**GOAL OF THE EXERCISE**: Find the word "Участники" in the listing; pull out each line holding it.

== DATA RECORDS ==

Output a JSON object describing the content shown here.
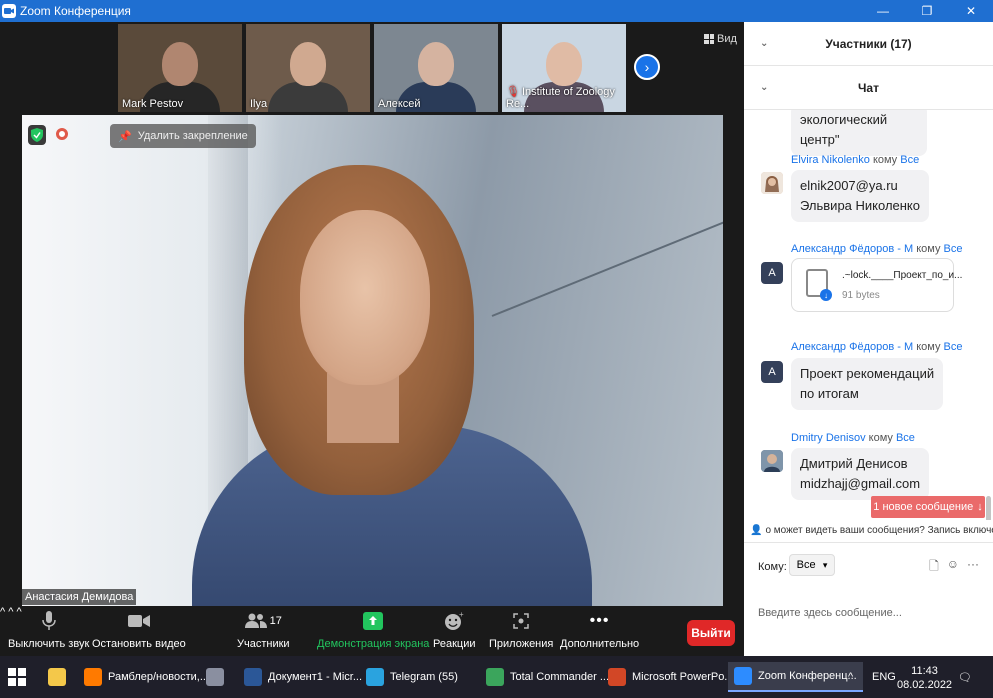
{
  "window": {
    "title": "Zoom Конференция",
    "minimize": "—",
    "maximize": "❐",
    "close": "✕"
  },
  "thumbnails": [
    {
      "name": "Mark Pestov",
      "muted": false,
      "bg": "#5a4a3a",
      "skin": "#b08670",
      "shirt": "#262626"
    },
    {
      "name": "Ilya",
      "muted": false,
      "bg": "#6e5b4b",
      "skin": "#d0a990",
      "shirt": "#3b3b3b"
    },
    {
      "name": "Алексей",
      "muted": false,
      "bg": "#7d8791",
      "skin": "#d5b3a0",
      "shirt": "#2a3b58"
    },
    {
      "name": "Institute of Zoology Re...",
      "muted": true,
      "bg": "#c9d6e2",
      "skin": "#e0bba5",
      "shirt": "#5a5060"
    }
  ],
  "view_label": "Вид",
  "unpin_label": "Удалить закрепление",
  "speaker_name": "Анастасия Демидова",
  "toolbar": {
    "mute": "Выключить звук",
    "video": "Остановить видео",
    "participants": "Участники",
    "participants_count": "17",
    "share": "Демонстрация экрана",
    "reactions": "Реакции",
    "apps": "Приложения",
    "more": "Дополнительно",
    "leave": "Выйти"
  },
  "sidebar": {
    "participants_header": "Участники (17)",
    "chat_header": "Чат",
    "partial_message": "экологический центр\"",
    "messages": [
      {
        "sender": "Elvira Nikolenko",
        "to_word": "кому",
        "recipient": "Все",
        "lines": [
          "elnik2007@ya.ru",
          "Эльвира Николенко"
        ]
      },
      {
        "sender": "Александр Фёдоров - М",
        "to_word": "кому",
        "recipient": "Все",
        "avatar": "A",
        "file_name": ".~lock.____Проект_по_и...",
        "file_size": "91 bytes"
      },
      {
        "sender": "Александр Фёдоров - М",
        "to_word": "кому",
        "recipient": "Все",
        "avatar": "A",
        "lines": [
          "Проект рекомендаций",
          "по итогам"
        ]
      },
      {
        "sender": "Dmitry Denisov",
        "to_word": "кому",
        "recipient": "Все",
        "lines": [
          "Дмитрий Денисов",
          "midzhajj@gmail.com"
        ]
      }
    ],
    "new_message": "1 новое сообщение",
    "who_sees": "о может видеть ваши сообщения? Запись включен",
    "to_label": "Кому:",
    "to_value": "Все",
    "input_placeholder": "Введите здесь сообщение..."
  },
  "taskbar": {
    "items": [
      {
        "label": "Рамблер/новости,...",
        "icon": "firefox-icon",
        "color": "#ff7a00"
      },
      {
        "label": "",
        "icon": "photo-icon",
        "color": "#8a8fa0"
      },
      {
        "label": "Документ1 - Micr...",
        "icon": "word-icon",
        "color": "#2b5797"
      },
      {
        "label": "Telegram (55)",
        "icon": "telegram-icon",
        "color": "#2aa3df"
      },
      {
        "label": "Total Commander ...",
        "icon": "totalcmd-icon",
        "color": "#3ba55c"
      },
      {
        "label": "Microsoft PowerPo...",
        "icon": "powerpoint-icon",
        "color": "#d24726"
      },
      {
        "label": "Zoom Конференц...",
        "icon": "zoom-icon",
        "color": "#2d8cff"
      }
    ],
    "lang": "ENG",
    "time": "11:43",
    "date": "08.02.2022"
  }
}
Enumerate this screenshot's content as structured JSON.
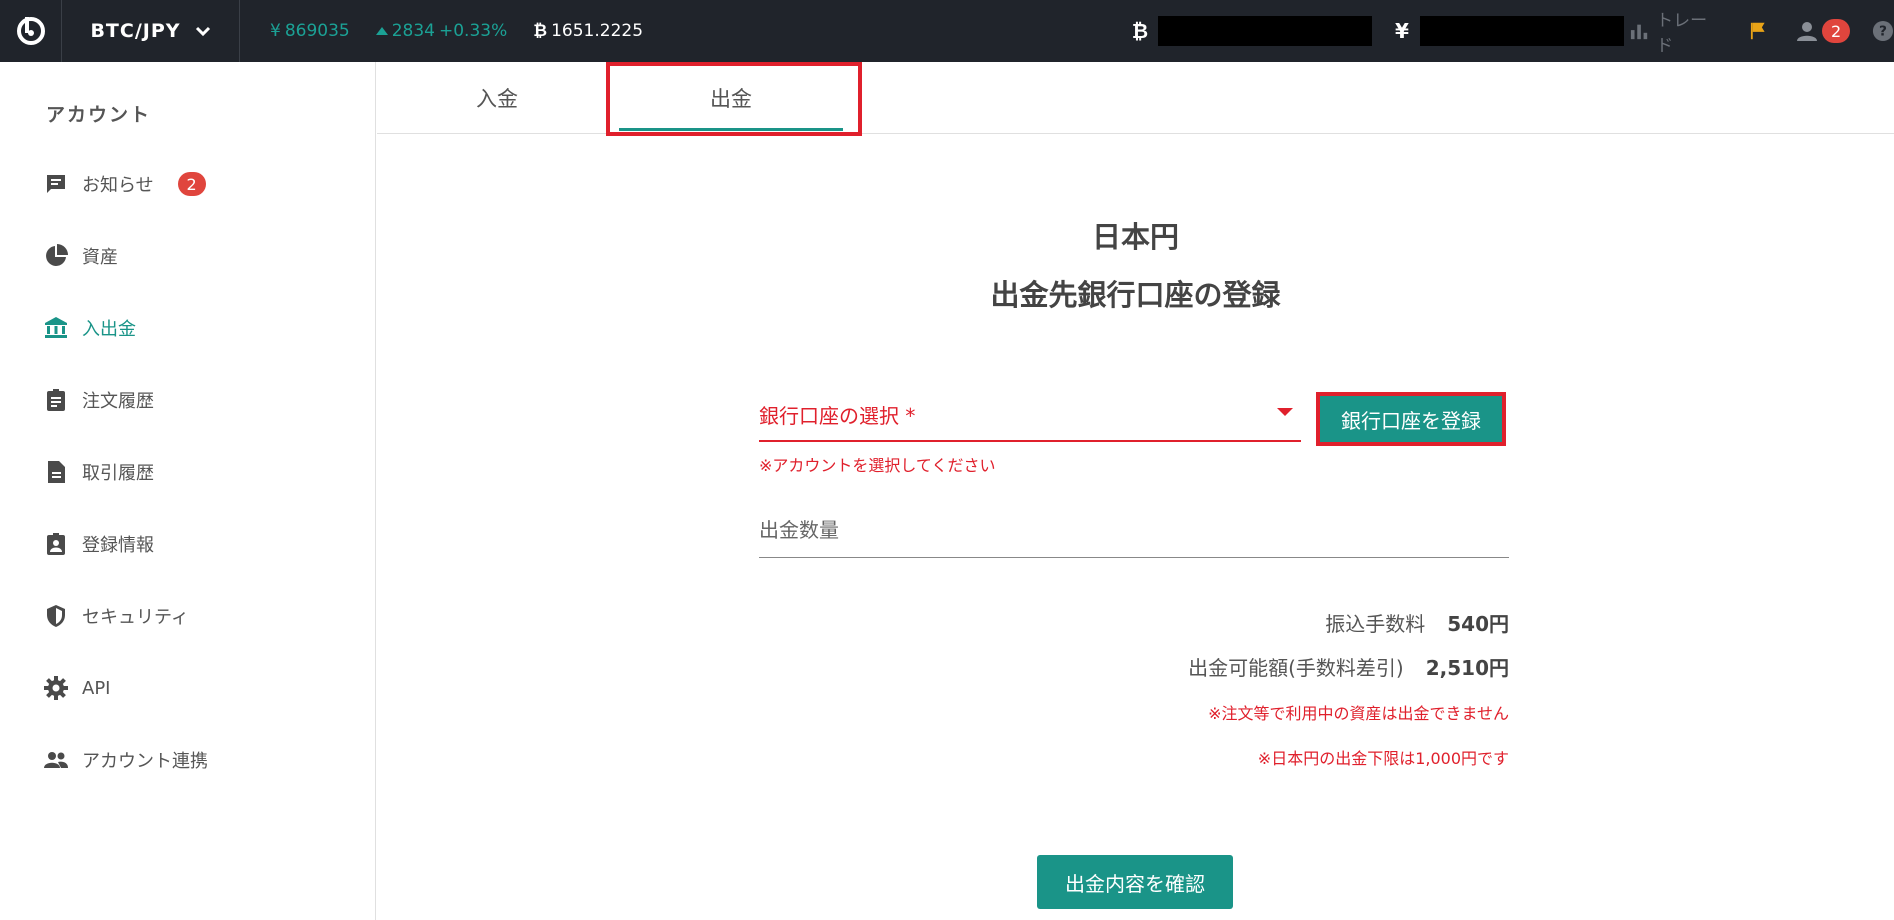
{
  "header": {
    "pair": "BTC/JPY",
    "price_symbol": "¥",
    "price": "869035",
    "change": "2834",
    "change_pct": "+0.33%",
    "volume_symbol": "₿",
    "volume": "1651.2225",
    "btc_symbol": "₿",
    "jpy_symbol": "¥",
    "trade_label": "トレード",
    "notification_count": "2"
  },
  "sidebar": {
    "title": "アカウント",
    "items": [
      {
        "label": "お知らせ",
        "badge": "2"
      },
      {
        "label": "資産"
      },
      {
        "label": "入出金"
      },
      {
        "label": "注文履歴"
      },
      {
        "label": "取引履歴"
      },
      {
        "label": "登録情報"
      },
      {
        "label": "セキュリティ"
      },
      {
        "label": "API"
      },
      {
        "label": "アカウント連携"
      }
    ]
  },
  "tabs": {
    "deposit": "入金",
    "withdraw": "出金"
  },
  "main": {
    "title_line1": "日本円",
    "title_line2": "出金先銀行口座の登録",
    "bank_select_label": "銀行口座の選択 *",
    "bank_select_error": "※アカウントを選択してください",
    "register_button": "銀行口座を登録",
    "amount_placeholder": "出金数量",
    "fee_label": "振込手数料",
    "fee_value": "540円",
    "available_label": "出金可能額(手数料差引)",
    "available_value": "2,510円",
    "note1": "※注文等で利用中の資産は出金できません",
    "note2": "※日本円の出金下限は1,000円です",
    "confirm_button": "出金内容を確認"
  },
  "colors": {
    "accent": "#1a9488",
    "topbar": "#20242b",
    "error": "#e0202c",
    "highlight": "#e0202c"
  }
}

===

**ANSWER IN FULL**:
    "participants": "Участники",
    "participants_header": "Участники (17)",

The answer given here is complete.